## [RECORDS SHOWN]
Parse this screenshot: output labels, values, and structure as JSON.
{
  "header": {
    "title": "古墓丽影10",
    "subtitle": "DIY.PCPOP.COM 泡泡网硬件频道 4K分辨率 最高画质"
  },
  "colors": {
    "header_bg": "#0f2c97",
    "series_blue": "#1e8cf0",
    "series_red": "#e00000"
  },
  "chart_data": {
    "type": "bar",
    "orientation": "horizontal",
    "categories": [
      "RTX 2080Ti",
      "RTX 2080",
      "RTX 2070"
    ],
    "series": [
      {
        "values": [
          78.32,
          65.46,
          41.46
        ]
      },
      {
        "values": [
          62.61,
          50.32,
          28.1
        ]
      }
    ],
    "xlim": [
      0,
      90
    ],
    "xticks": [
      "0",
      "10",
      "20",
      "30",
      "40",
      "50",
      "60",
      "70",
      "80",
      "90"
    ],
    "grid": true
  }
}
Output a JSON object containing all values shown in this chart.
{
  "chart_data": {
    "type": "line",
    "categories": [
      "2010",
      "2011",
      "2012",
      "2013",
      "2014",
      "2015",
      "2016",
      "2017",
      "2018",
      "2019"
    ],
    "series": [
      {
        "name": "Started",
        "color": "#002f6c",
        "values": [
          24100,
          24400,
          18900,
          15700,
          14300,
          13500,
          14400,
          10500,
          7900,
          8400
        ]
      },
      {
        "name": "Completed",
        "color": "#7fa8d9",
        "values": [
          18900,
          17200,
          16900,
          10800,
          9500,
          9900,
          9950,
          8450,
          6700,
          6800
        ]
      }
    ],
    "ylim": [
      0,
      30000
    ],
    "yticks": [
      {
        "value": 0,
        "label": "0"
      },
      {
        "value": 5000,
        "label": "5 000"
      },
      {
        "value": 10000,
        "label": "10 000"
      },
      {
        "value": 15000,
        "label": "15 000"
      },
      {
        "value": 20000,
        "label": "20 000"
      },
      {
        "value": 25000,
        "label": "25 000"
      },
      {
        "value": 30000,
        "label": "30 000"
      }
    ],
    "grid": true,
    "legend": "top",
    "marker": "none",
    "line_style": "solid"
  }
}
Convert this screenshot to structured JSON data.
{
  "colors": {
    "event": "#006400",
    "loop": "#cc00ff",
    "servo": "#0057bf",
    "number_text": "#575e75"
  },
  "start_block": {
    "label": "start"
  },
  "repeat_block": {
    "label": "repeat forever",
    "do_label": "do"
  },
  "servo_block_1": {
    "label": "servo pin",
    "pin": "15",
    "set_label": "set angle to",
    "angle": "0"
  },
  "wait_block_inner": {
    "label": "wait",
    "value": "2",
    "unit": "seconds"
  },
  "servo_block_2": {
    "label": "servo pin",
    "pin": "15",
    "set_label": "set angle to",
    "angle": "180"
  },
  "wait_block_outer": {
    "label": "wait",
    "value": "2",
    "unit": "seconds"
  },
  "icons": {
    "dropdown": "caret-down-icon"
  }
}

## [PROBLEM DESCRIPTION]
Every record should be repeated exactly; please leave none out.

## [EXPECTED OUTPUT]
Parse this screenshot: output labels, values, and structure as JSON.
{
  "header": {
    "title": "古墓丽影10",
    "subtitle": "DIY.PCPOP.COM 泡泡网硬件频道 4K分辨率 最高画质"
  },
  "colors": {
    "header_bg": "#0f2c97",
    "series_blue": "#1e8cf0",
    "series_red": "#e00000"
  },
  "chart_data": {
    "type": "bar",
    "orientation": "horizontal",
    "categories": [
      "RTX 2080Ti",
      "RTX 2080",
      "RTX 2070"
    ],
    "series": [
      {
        "values": [
          78.32,
          65.46,
          41.46
        ]
      },
      {
        "values": [
          62.61,
          50.32,
          28.1
        ]
      }
    ],
    "xlim": [
      0,
      90
    ],
    "xticks": [
      "0",
      "10",
      "20",
      "30",
      "40",
      "50",
      "60",
      "70",
      "80",
      "90"
    ],
    "grid": true
  }
}
Output a JSON object containing all values shown in this chart.
{
  "chart_data": {
    "type": "line",
    "categories": [
      "2010",
      "2011",
      "2012",
      "2013",
      "2014",
      "2015",
      "2016",
      "2017",
      "2018",
      "2019"
    ],
    "series": [
      {
        "name": "Started",
        "color": "#002f6c",
        "values": [
          24100,
          24400,
          18900,
          15700,
          14300,
          13500,
          14400,
          10500,
          7900,
          8400
        ]
      },
      {
        "name": "Completed",
        "color": "#7fa8d9",
        "values": [
          18900,
          17200,
          16900,
          10800,
          9500,
          9900,
          9950,
          8450,
          6700,
          6800
        ]
      }
    ],
    "ylim": [
      0,
      30000
    ],
    "yticks": [
      {
        "value": 0,
        "label": "0"
      },
      {
        "value": 5000,
        "label": "5 000"
      },
      {
        "value": 10000,
        "label": "10 000"
      },
      {
        "value": 15000,
        "label": "15 000"
      },
      {
        "value": 20000,
        "label": "20 000"
      },
      {
        "value": 25000,
        "label": "25 000"
      },
      {
        "value": 30000,
        "label": "30 000"
      }
    ],
    "grid": true,
    "legend": "top",
    "marker": "none",
    "line_style": "solid"
  }
}
Convert this screenshot to structured JSON data.
{
  "colors": {
    "event": "#006400",
    "loop": "#cc00ff",
    "servo": "#0057bf",
    "number_text": "#575e75"
  },
  "start_block": {
    "label": "start"
  },
  "repeat_block": {
    "label": "repeat forever",
    "do_label": "do"
  },
  "servo_block_1": {
    "label": "servo pin",
    "pin": "15",
    "set_label": "set angle to",
    "angle": "0"
  },
  "wait_block_inner": {
    "label": "wait",
    "value": "2",
    "unit": "seconds"
  },
  "servo_block_2": {
    "label": "servo pin",
    "pin": "15",
    "set_label": "set angle to",
    "angle": "180"
  },
  "wait_block_outer": {
    "label": "wait",
    "value": "2",
    "unit": "seconds"
  },
  "icons": {
    "dropdown": "caret-down-icon"
  }
}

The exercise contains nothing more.